* **Text extract**
+ + + + + + +

Posted by: gebs | October 6, 2008

Faith, Hope and Love – Beyond the Mere Intellect

Faith exists outside the realm of mere ideas.  All knowledge is ultimately a theory.  In other words, all that we take to be true is somehow based on a theory.  Knowledge changes with time as more and more ideas develop from others, or at the expense of others.  Nothing we know can be the whole picture, as our phenomenologist friends tell us. 


Although we may have knowledge (develop theories) about our faith, faith itself is something beyond the intellect.  It can often work against the intellect, and demand things that do not make too much sense, as the classic example of Abraham tells us –who having been given a son by God, was asked to sacrifice him!  Although the intellect, therefore, may work in harmony with our faith, it is nevertheless something distinct from mere intellectual knowledge and cognition. 


Perhaps this is why our efforts to intellectually prove God’s existence, or even faith itself, are most often doomed to failure.  Both history and God have told us that there are no intellectual prerequisites for faith, and often it’s is the least knowledgeable which posses the strongest faith. 


If faith does not rest on our own intellectual merits therefore, it must be something which is given.  That is why faith is often referred to as a gift (grace).  If this is true we must also make the observation that although a gift may be given to us, it is nevertheless our task to unwrap it, otherwise its contents will remain hidden from our senses.  As soon as we begin unwrapping this gift of faith, however, we soon realise that we are engaged in a life ling process.  Faith takes a lifetime to unwrap and quite often we stop or take brakes during the process.


For the sake of our argument, and to help further clarify our understanding of faith, we will talk about love as being one of the most analogous terms we can use with faith.  Let’s see how faith is like love.  Arguable there are more of us who have experienced the confusion and painfulness of trying to follow the path of love in our lives, in contrast to that of faith.  Love is a painful thing to follow and this is often so because it also demands things of us which make little sense.  Our mind often fails when it comes to adopting the path of love in our life and too often love is the casualty.  Why is it that poetry and art speak most about love?  Mathematics (or pure logic) has little to say about love, because it exists for us, much the same way as faith does, as something beyond the more intellect.

+ + + + + + +

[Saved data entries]
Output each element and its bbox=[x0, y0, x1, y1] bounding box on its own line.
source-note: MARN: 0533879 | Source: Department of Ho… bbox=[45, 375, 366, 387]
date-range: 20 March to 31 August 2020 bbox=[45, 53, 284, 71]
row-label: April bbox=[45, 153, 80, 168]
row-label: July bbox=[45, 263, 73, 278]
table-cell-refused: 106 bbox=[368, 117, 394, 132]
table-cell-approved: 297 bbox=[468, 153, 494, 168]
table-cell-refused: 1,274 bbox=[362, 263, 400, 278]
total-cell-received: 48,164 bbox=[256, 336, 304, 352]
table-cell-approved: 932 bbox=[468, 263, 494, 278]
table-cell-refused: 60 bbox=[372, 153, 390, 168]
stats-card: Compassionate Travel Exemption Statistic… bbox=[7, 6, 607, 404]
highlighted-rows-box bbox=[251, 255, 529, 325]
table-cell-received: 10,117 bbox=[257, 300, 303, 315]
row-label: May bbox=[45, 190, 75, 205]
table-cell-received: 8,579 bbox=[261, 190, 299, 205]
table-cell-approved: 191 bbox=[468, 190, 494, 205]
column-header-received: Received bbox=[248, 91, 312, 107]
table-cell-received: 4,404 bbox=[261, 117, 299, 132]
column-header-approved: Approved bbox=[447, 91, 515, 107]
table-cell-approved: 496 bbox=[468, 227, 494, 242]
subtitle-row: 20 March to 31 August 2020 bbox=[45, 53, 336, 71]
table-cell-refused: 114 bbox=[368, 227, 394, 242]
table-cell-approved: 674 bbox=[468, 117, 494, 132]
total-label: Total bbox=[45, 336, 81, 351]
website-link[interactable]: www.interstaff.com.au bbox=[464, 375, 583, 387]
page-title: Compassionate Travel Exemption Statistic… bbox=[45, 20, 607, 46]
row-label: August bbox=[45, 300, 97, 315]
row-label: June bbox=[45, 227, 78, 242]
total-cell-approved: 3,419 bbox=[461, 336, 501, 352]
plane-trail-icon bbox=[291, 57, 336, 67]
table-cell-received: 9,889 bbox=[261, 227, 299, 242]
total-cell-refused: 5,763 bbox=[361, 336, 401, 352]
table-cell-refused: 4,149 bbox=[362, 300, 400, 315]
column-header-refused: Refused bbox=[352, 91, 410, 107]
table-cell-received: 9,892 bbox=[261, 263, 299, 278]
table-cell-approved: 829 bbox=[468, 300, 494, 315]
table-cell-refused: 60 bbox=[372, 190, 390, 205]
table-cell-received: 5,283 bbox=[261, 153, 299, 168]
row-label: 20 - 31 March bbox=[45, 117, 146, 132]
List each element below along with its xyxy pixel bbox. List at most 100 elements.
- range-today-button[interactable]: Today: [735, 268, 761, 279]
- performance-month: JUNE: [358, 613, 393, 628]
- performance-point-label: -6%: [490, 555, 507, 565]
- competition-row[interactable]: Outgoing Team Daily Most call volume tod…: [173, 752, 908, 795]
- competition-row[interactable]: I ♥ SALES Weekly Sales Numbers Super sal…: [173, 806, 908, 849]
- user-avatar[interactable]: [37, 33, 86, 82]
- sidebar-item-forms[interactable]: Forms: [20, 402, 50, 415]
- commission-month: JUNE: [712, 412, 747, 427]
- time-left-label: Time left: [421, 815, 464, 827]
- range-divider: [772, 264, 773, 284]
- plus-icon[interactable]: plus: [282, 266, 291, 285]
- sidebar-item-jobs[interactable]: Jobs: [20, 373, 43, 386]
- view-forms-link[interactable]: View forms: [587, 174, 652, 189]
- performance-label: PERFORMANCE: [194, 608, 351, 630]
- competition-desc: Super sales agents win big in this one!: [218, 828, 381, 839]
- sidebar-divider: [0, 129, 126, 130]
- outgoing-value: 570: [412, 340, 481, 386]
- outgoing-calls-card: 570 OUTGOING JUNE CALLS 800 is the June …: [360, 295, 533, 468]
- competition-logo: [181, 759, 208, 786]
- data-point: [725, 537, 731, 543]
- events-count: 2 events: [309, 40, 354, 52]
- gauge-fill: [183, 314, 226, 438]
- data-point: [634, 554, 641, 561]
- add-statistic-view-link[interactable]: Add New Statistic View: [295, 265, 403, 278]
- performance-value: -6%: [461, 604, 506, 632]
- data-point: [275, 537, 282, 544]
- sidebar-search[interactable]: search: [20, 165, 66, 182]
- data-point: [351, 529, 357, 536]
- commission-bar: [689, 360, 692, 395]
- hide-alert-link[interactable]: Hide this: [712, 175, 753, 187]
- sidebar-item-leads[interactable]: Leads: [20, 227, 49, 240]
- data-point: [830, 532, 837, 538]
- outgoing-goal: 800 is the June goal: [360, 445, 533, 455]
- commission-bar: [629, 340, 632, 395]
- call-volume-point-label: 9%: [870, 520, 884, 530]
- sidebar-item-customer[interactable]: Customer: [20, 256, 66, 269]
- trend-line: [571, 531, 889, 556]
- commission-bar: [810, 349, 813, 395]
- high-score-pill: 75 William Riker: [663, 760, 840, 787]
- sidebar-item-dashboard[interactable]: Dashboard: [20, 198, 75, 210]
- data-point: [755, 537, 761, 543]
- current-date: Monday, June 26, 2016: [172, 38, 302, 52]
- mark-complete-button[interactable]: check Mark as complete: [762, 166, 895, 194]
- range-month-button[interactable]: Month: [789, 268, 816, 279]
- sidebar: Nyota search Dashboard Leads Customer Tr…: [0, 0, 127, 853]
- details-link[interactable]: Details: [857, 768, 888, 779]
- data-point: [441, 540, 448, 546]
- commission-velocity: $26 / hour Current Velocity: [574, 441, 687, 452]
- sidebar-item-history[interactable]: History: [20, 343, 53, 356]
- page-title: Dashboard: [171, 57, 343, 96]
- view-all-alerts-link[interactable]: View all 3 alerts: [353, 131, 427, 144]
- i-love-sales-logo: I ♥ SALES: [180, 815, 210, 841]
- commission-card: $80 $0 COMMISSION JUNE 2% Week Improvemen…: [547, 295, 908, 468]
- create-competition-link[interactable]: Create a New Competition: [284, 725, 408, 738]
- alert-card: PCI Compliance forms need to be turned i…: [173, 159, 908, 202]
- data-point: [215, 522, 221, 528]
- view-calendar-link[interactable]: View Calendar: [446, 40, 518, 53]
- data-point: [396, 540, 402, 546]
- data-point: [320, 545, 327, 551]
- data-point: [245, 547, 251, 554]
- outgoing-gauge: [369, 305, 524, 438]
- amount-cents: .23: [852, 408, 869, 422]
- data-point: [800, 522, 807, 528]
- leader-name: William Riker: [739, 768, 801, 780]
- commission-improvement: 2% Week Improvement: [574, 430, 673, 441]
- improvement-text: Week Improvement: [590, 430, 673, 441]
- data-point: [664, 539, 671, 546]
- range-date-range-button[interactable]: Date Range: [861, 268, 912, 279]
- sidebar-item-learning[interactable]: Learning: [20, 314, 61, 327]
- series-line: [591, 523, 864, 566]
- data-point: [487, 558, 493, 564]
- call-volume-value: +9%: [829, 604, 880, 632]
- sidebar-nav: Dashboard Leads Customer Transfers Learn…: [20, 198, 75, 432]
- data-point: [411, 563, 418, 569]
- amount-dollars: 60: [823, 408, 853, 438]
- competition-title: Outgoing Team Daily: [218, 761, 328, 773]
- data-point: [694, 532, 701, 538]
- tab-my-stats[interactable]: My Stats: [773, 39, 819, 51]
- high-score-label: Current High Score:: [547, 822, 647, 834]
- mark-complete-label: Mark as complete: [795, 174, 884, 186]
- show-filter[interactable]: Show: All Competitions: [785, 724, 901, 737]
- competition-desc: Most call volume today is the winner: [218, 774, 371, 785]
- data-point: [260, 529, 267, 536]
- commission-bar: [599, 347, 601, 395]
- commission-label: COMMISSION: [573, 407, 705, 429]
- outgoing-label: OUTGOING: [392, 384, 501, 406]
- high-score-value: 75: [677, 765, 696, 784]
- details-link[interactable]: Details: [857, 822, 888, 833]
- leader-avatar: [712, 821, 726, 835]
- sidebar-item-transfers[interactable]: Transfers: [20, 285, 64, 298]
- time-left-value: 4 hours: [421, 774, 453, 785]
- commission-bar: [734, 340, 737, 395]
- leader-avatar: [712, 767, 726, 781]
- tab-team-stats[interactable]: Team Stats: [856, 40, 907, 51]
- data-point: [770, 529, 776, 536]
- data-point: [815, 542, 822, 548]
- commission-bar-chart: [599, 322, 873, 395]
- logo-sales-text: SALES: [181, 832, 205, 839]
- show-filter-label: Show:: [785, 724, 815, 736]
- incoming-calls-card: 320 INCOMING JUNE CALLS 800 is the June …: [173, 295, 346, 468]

+ + + + + + +

* **Set of tasks**
**1.** Rename "table-cell-refused" to "table-cell-declined" in the saved data entries, from their first line up to and including the line with "stats-card: Compassionate Travel", and give those lines again with nothing else changed.
**2.** Carry the essay on faith, hope and love forward from where it ends.

* **Written answers**
**1.**
Output each element and its bbox=[x0, y0, x1, y1] bounding box on its own line.
source-note: MARN: 0533879 | Source: Department of Ho… bbox=[45, 375, 366, 387]
date-range: 20 March to 31 August 2020 bbox=[45, 53, 284, 71]
row-label: April bbox=[45, 153, 80, 168]
row-label: July bbox=[45, 263, 73, 278]
table-cell-declined: 106 bbox=[368, 117, 394, 132]
table-cell-approved: 297 bbox=[468, 153, 494, 168]
table-cell-declined: 1,274 bbox=[362, 263, 400, 278]
total-cell-received: 48,164 bbox=[256, 336, 304, 352]
table-cell-approved: 932 bbox=[468, 263, 494, 278]
table-cell-declined: 60 bbox=[372, 153, 390, 168]
stats-card: Compassionate Travel Exemption Statistic… bbox=[7, 6, 607, 404]

**2.**
Our intellect is often the strongest component of our life.  Our idea of ‘self’ is itself seated in our intellect.  This is perhaps why the self is so incapacitated when it comes to mental illness, and sometimes it can disappear altogether.  We take so much refuge in our intellect as if it were the rock of our own existence, ignorant to the fact that if someday our mind collapses, all knowledge, including that of self, would disappear in the mist which created them.  All that matters in our life, at that point in our existence, (existentially and ontologically speaking) is the willingness of those around us to care and sustain our existence.  And despite our inability to know it at the time, it is only love that matters.  When we see people in nursing homes that have lost their mind, we can witness the reality of these remarks.  For such people, knowledge is no longer possible as they have lost all power over every aspect of their lives.  They still breathe, however, and are with us.  They are not only there to show us the vanity of all knowledge but also to reveal the primacy of love in our lives.  Love does not have to make sense for it to exist, and perhaps the belief that it does, is evident in the fact that we often abandon those of which it makes no sense to love; the undeserved or the abandoned for example.  On the contrary, we demand that love makes sense in our lives; we demand that those whom we choose to love conform to our selfish preferences.  We want love to conform to us, not us to it.  Love, however, like faith, is not a conformist.  It is something beyond our intellectual abilities, and it often demands that we actively and submissively mould our intellect around it.  It is the body which we must clothe. 


Hope is also like this.  Hope is the ability to believe in something contrary to all facts and expectations.  It is the ability to see a brighter day ahead, despite the darkness one finds them self in.  It often exists contrary to reason.  We all hope, for example, that one day peace will rule the earth, despite the inability of our intellect to see how this will come about.  Hope is the often unseen ability to live despite the hopelessness of our existence.  Like so many of my Western counterparts, I am often puzzled by the human capacity to prolong human life despite the horror and suffering which may surround those less fortunate than our selves.  When I see poor and dying people of our world, who work for their hopeless existence, I am often amazed at the perseverance of human nature to continue fighting against all the odds.  Although, we in the West see little of the hope which lives in our hearts, it is clearly evident in the lives of those underprivileged and war torn in our world.  When all else is gone, whether we know it or not, it is hope that keeps the human being going.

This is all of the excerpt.